**OBIETTIVO**
Nel testo, a chi risulta cointestato l'immobile di cui si chiede il rilascio?

**TESTO**

Il proposto appello è solo parzialmente fondato, viene, quindi accolto nei limiti e per le ragioni che seguono.
La doglianza prospettata nel primo motivo di gravame, relativa all'eccepita lesione del diritto di difesa di parte resistente (odierna appellante) per mancato mutamento del rito, non può essere accolta, avendo, il Tribunale, nell'evidenziare trattarsi di “procedimento documentale”, debitamente esplicitato le ragioni valevoli a escludere la necessità di un'ulteriore attività istruttoria; ragioni che, a ben guardare, risultano essere in linea con il consolidato principio di diritto in forza del quale il Giudice, cui compete valutare se sia opportuna la trasformazione del rito sommario in giudizio ordinario, è solo tenuto alla preventiva disamina circa la compatibilità tra l'istruzione semplificata, propria del procedimento ex art. 702 bis c.p.c., e la risoluzione delle questioni prospettate dalle parti, la cui sola rinvenuta complessità, poiché implicante un approfondimento, comporterebbe doversi disporre il mutamento del rito al fine di garantire, a ciascun contendente, l'esercizio del rispettivo diritto di difesa (cfr. Cass. Civ. 10.05.2022 n. 14734; Cass. 14.03.2017 n. 6563).
Infatti, dalla lettura dell'ordinanza impugnata si evince chiaramente che la risoluzione della controversia mantenendo il rito sommario di cognizione, è stata intrapresa solo a seguito dell'analisi, effettuata dal Giudice, degli elementi probatori offerti sia dai ricorrenti, ### e ### e della posizione difensiva assunta da parte resistente, all'evidenza inidonea, considerata la non complessità della vicenda posta alla propria attenzione, a superare quanto dimostrato per documenti a supporto della domanda introduttiva del procedimento, volta a ottenere la condanna dell'odierno appellante al rilascio dell'immobile, cointestato al di lui genitore e alla zia paterna, dallo stesso detenuto senza titolo e contro la volontà di detti comproprietari, peraltro riconosciuti tali dal medesimo ### Sempre a proposito dell'insussistenza, nella vicenda in esame, di valide ragioni per l'accoglimento del primo motivo di gravame, si ricorda l'arresto giurisprudenziale di legittimità secondo il quale la compromissione del diritto di difesa non può ritenersi insita - come, invece, intenderebbe l'odierno appellante - nella mancata trasformazione del rito, essendo necessario, in sede di impugnazione, dimostrare, attraverso la precisa indicazione delle attività probatorie non potute esperire, lo specifico pregiudizio processuale concretamente derivato, alla parte che se ne dolga, dalla decisione della controversia senza ulteriore istruttoria (cfr. Cass. 05.02.2019 n. 3230; Cass. Civ. 25.05.2018 n. 13071 in motivazione; Cass. 19.01.2017 n. 1332; Cass. Civ. 27.01.2015 n. 1448); dimostrazione non fornita da ### limitatosi solo ad affermare che “il risultato sarebbe stato molto probabilmente diverso” se non gli “fosse stata negata la possibilità di espletare le prove articolate”, restando, pertanto, la lamentata lesione del proprio diritto difensivo, a livello di mera ipotesi, priva, in quanto tale, del grado di autosufficienza indispensabile all'individuazione della doglianza dedotta in appello (cfr. già cit.

[Voci dei dati]
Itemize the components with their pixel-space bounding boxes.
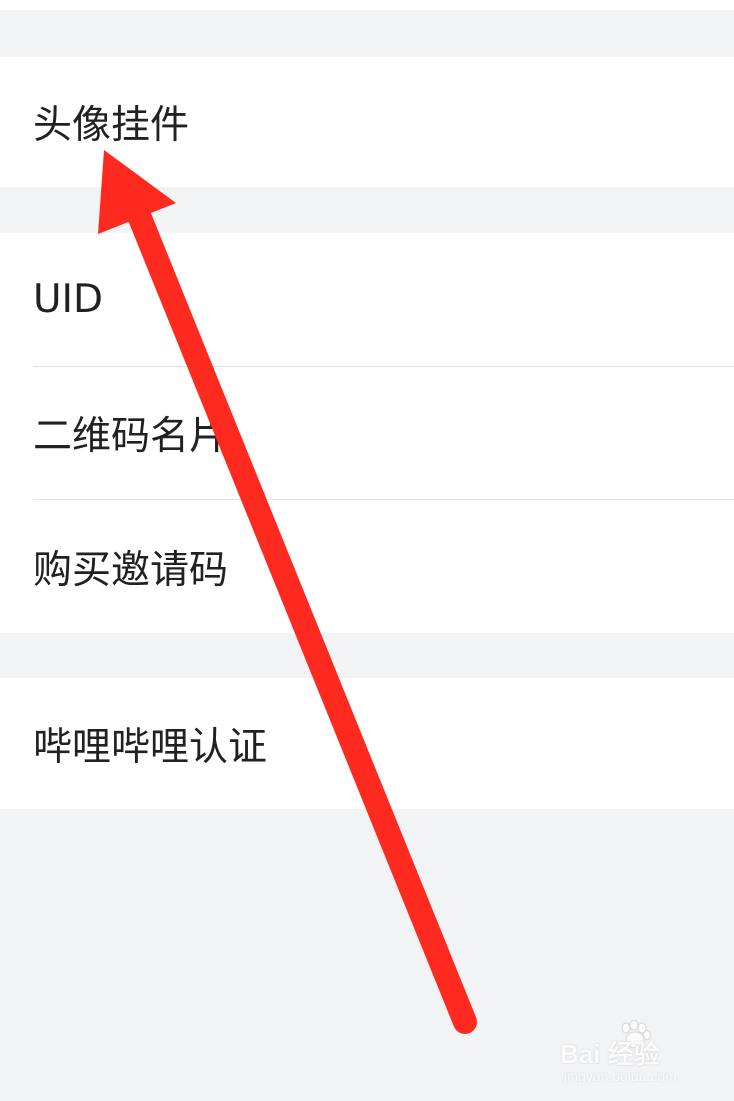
settings-item-avatar-pendant[interactable]: 头像挂件 — [0, 57, 734, 187]
settings-item-label: 购买邀请码 — [33, 547, 229, 593]
settings-group-account: UID 二维码名片 购买邀请码 — [0, 233, 734, 633]
watermark-url: jingyan.baidu.com — [564, 1068, 677, 1084]
settings-item-label: 哔哩哔哩认证 — [33, 724, 268, 770]
settings-group-avatar: 头像挂件 — [0, 57, 734, 187]
top-edge — [0, 0, 734, 10]
baidu-jingyan-watermark: Bai 经验 jingyan.baidu.com — [560, 1020, 700, 1090]
settings-item-invite-code[interactable]: 购买邀请码 — [0, 500, 734, 633]
settings-item-qr-card[interactable]: 二维码名片 — [0, 367, 734, 499]
settings-item-uid[interactable]: UID — [0, 233, 734, 366]
settings-item-bilibili-certification[interactable]: 哔哩哔哩认证 — [0, 678, 734, 809]
settings-group-certification: 哔哩哔哩认证 — [0, 678, 734, 809]
settings-item-label: UID — [33, 277, 104, 322]
settings-item-label: 二维码名片 — [33, 414, 229, 459]
settings-item-label: 头像挂件 — [33, 103, 190, 148]
watermark-brand: Bai 经验 — [560, 1039, 660, 1069]
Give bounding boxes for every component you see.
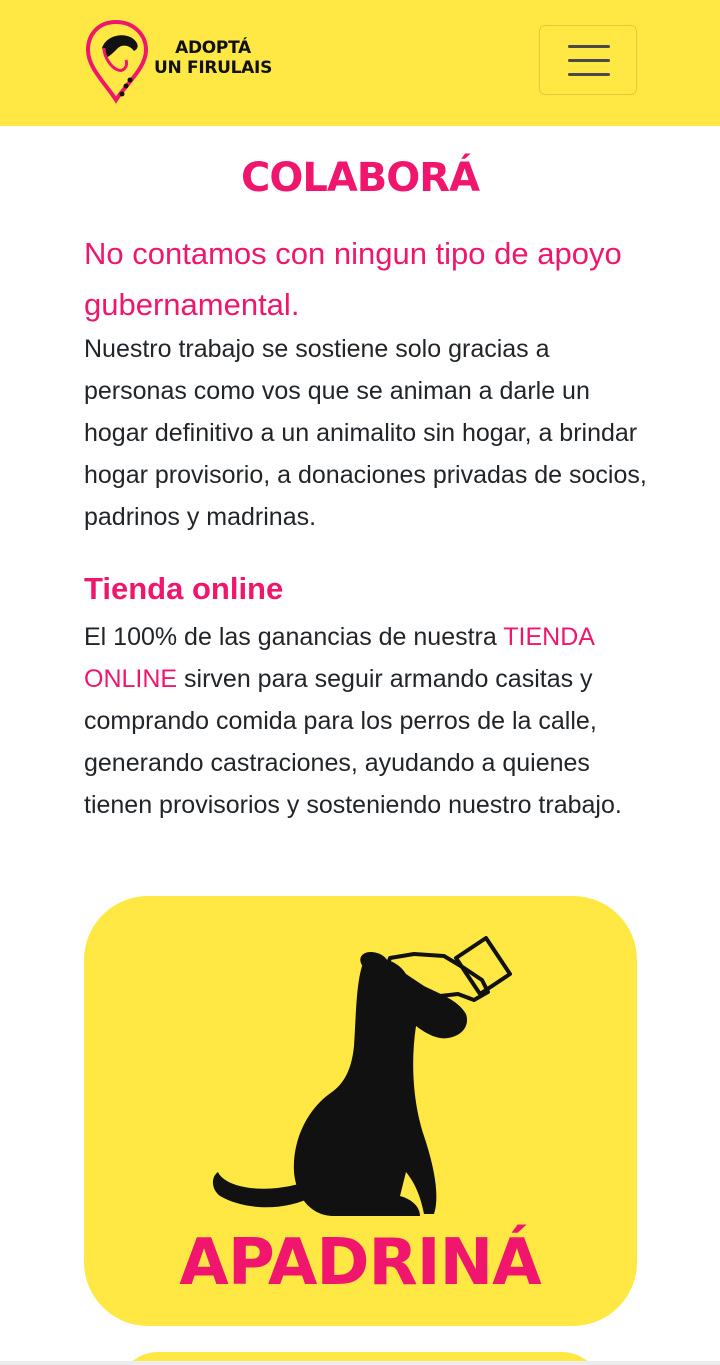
- sponsor-card-label: APADRINÁ: [179, 1226, 541, 1300]
- site-logo[interactable]: ADOPTÁ UN FIRULAIS: [84, 18, 284, 104]
- menu-toggle-button[interactable]: [539, 25, 637, 95]
- hamburger-icon-middle: [568, 59, 610, 62]
- logo-text: ADOPTÁ UN FIRULAIS: [148, 38, 288, 78]
- shop-heading: Tienda online: [84, 571, 284, 606]
- logo-line2: UN FIRULAIS: [153, 58, 273, 78]
- bottom-divider: [0, 1361, 720, 1365]
- shop-text-before: El 100% de las ganancias de nuestra: [84, 623, 504, 651]
- hamburger-icon: [568, 45, 610, 48]
- hamburger-icon-bottom: [568, 73, 610, 76]
- intro-paragraph: Nuestro trabajo se sostiene solo gracias…: [84, 335, 647, 531]
- navbar: ADOPTÁ UN FIRULAIS: [0, 0, 720, 126]
- logo-line1: ADOPTÁ: [175, 38, 251, 58]
- lead-text: No contamos con ningun tipo de apoyo gub…: [84, 236, 622, 322]
- page-title: COLABORÁ: [240, 155, 480, 201]
- shop-paragraph: El 100% de las ganancias de nuestra TIEN…: [84, 616, 654, 826]
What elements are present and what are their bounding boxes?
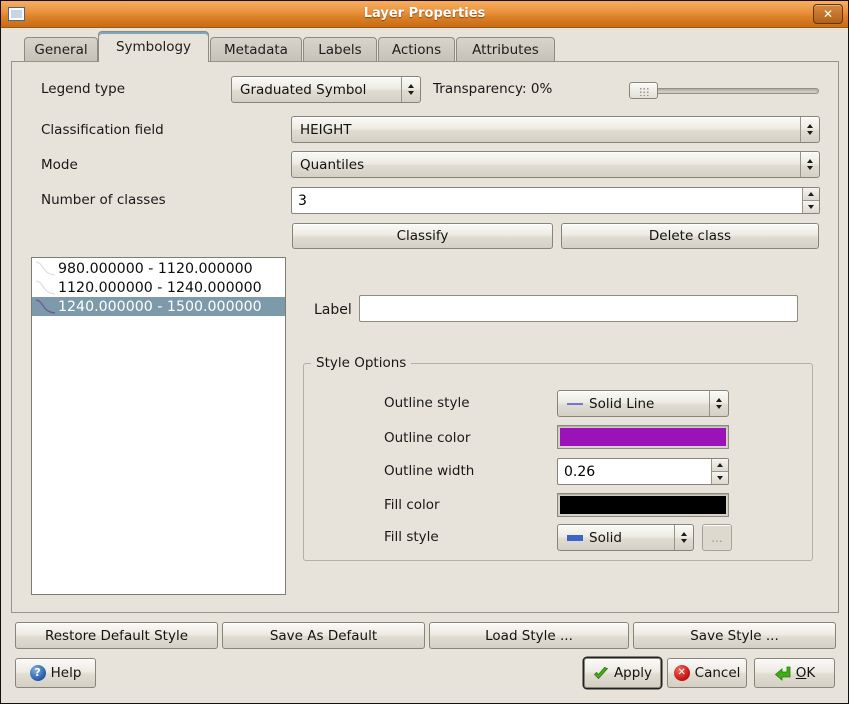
save-as-default-button[interactable]: Save As Default: [222, 622, 425, 649]
solid-fill-icon: [566, 533, 584, 543]
tab-general[interactable]: General: [24, 37, 98, 62]
apply-check-icon: [593, 666, 609, 681]
classification-field-combo[interactable]: HEIGHT: [291, 116, 820, 143]
fill-style-combo[interactable]: Solid: [557, 524, 694, 551]
spin-up-button[interactable]: [711, 459, 728, 471]
save-style-button[interactable]: Save Style ...: [633, 622, 836, 649]
outline-color-button[interactable]: [557, 425, 729, 449]
mode-value: Quantiles: [300, 157, 364, 173]
help-button-label: Help: [51, 665, 82, 681]
outline-color-swatch: [560, 428, 726, 446]
class-list[interactable]: 980.000000 - 1120.000000 1120.000000 - 1…: [31, 257, 286, 595]
slider-handle[interactable]: [629, 82, 658, 99]
ok-button-label: OK: [796, 665, 816, 681]
label-field-label: Label: [314, 302, 352, 318]
ok-enter-icon: [774, 665, 791, 681]
tab-labels[interactable]: Labels: [303, 37, 377, 62]
graduated-symbol-icon: [33, 279, 58, 296]
outline-color-label: Outline color: [384, 430, 470, 446]
outline-width-value: 0.26: [564, 464, 595, 480]
class-range-label: 1240.000000 - 1500.000000: [58, 299, 262, 315]
restore-default-style-button[interactable]: Restore Default Style: [15, 622, 218, 649]
combo-arrows-icon: [401, 77, 420, 102]
outline-style-label: Outline style: [384, 395, 470, 411]
graduated-symbol-icon: [33, 298, 58, 315]
fill-style-label: Fill style: [384, 529, 439, 545]
number-of-classes-value: 3: [298, 193, 307, 209]
fill-color-swatch: [560, 496, 726, 514]
apply-button-label: Apply: [614, 665, 652, 681]
class-range-label: 980.000000 - 1120.000000: [58, 261, 253, 277]
classification-field-value: HEIGHT: [300, 122, 352, 138]
help-icon: ?: [30, 665, 46, 681]
ok-button[interactable]: OK: [754, 658, 835, 688]
fill-style-more-button[interactable]: ...: [702, 524, 732, 551]
tab-attributes[interactable]: Attributes: [456, 37, 555, 62]
solid-line-icon: [566, 400, 584, 408]
classification-field-label: Classification field: [41, 122, 164, 138]
combo-arrows-icon: [800, 152, 819, 177]
cancel-button-label: Cancel: [695, 665, 741, 681]
close-button[interactable]: ✕: [813, 4, 843, 24]
load-style-button[interactable]: Load Style ...: [429, 622, 629, 649]
legend-type-value: Graduated Symbol: [240, 82, 366, 98]
combo-arrows-icon: [709, 391, 728, 416]
mode-combo[interactable]: Quantiles: [291, 151, 820, 178]
number-of-classes-label: Number of classes: [41, 192, 166, 208]
fill-color-button[interactable]: [557, 493, 729, 517]
class-list-item[interactable]: 1120.000000 - 1240.000000: [32, 278, 285, 297]
outline-style-combo[interactable]: Solid Line: [557, 390, 729, 417]
style-options-title: Style Options: [311, 355, 411, 371]
delete-class-button[interactable]: Delete class: [561, 223, 819, 249]
spin-down-button[interactable]: [711, 471, 728, 484]
help-button[interactable]: ? Help: [15, 658, 96, 688]
tab-symbology[interactable]: Symbology: [98, 31, 209, 62]
window-title: Layer Properties: [1, 6, 848, 21]
fill-color-label: Fill color: [384, 497, 440, 513]
tab-actions[interactable]: Actions: [378, 37, 455, 62]
class-list-item[interactable]: 980.000000 - 1120.000000: [32, 259, 285, 278]
classify-button[interactable]: Classify: [292, 223, 553, 249]
class-range-label: 1120.000000 - 1240.000000: [58, 280, 262, 296]
style-options-group: Style Options Outline style Solid Line O…: [303, 363, 813, 561]
apply-button[interactable]: Apply: [584, 658, 661, 688]
combo-arrows-icon: [800, 117, 819, 142]
titlebar[interactable]: Layer Properties ✕: [1, 1, 848, 28]
graduated-symbol-icon: [33, 260, 58, 277]
legend-type-combo[interactable]: Graduated Symbol: [231, 76, 421, 103]
tab-metadata[interactable]: Metadata: [210, 37, 302, 62]
close-icon: ✕: [823, 7, 833, 21]
number-of-classes-spinbox[interactable]: 3: [291, 187, 820, 214]
transparency-slider[interactable]: [629, 82, 819, 99]
fill-style-value: Solid: [589, 530, 622, 546]
outline-style-value: Solid Line: [589, 396, 654, 412]
legend-type-label: Legend type: [41, 81, 125, 97]
spin-down-button[interactable]: [802, 200, 819, 213]
outline-width-spinbox[interactable]: 0.26: [557, 458, 729, 485]
spin-up-button[interactable]: [802, 188, 819, 200]
layer-properties-dialog: Layer Properties ✕ General Symbology Met…: [0, 0, 849, 704]
cancel-icon: ✕: [674, 665, 690, 681]
label-input[interactable]: [359, 295, 798, 322]
mode-label: Mode: [41, 157, 78, 173]
combo-arrows-icon: [674, 525, 693, 550]
transparency-label: Transparency: 0%: [433, 81, 552, 97]
outline-width-label: Outline width: [384, 463, 474, 479]
cancel-button[interactable]: ✕ Cancel: [667, 658, 747, 688]
class-list-item-selected[interactable]: 1240.000000 - 1500.000000: [32, 297, 285, 316]
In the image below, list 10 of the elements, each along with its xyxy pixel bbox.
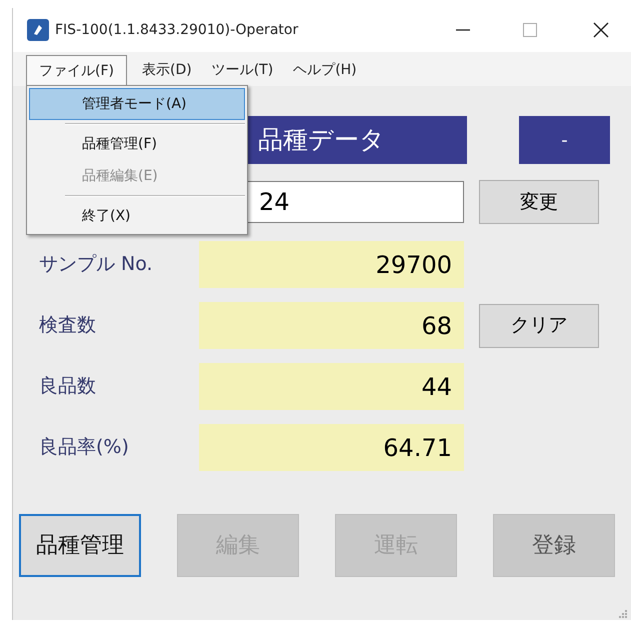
field-label: 良品率(%)	[39, 435, 130, 460]
value-display: 64.71	[199, 424, 464, 471]
field-label: 検査数	[39, 313, 97, 338]
value-display: 44	[199, 363, 464, 410]
value-display: 68	[199, 302, 464, 349]
window-title: FIS-100(1.1.8433.29010)-Operator	[55, 20, 298, 40]
status-badge: -	[519, 116, 610, 164]
field-label: サンプル No.	[39, 252, 154, 278]
value-display: 29700	[199, 241, 464, 288]
field-label: 良品数	[39, 374, 97, 400]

**RISULTATO**
Al genitore dell'odierno appellante e alla zia paterna.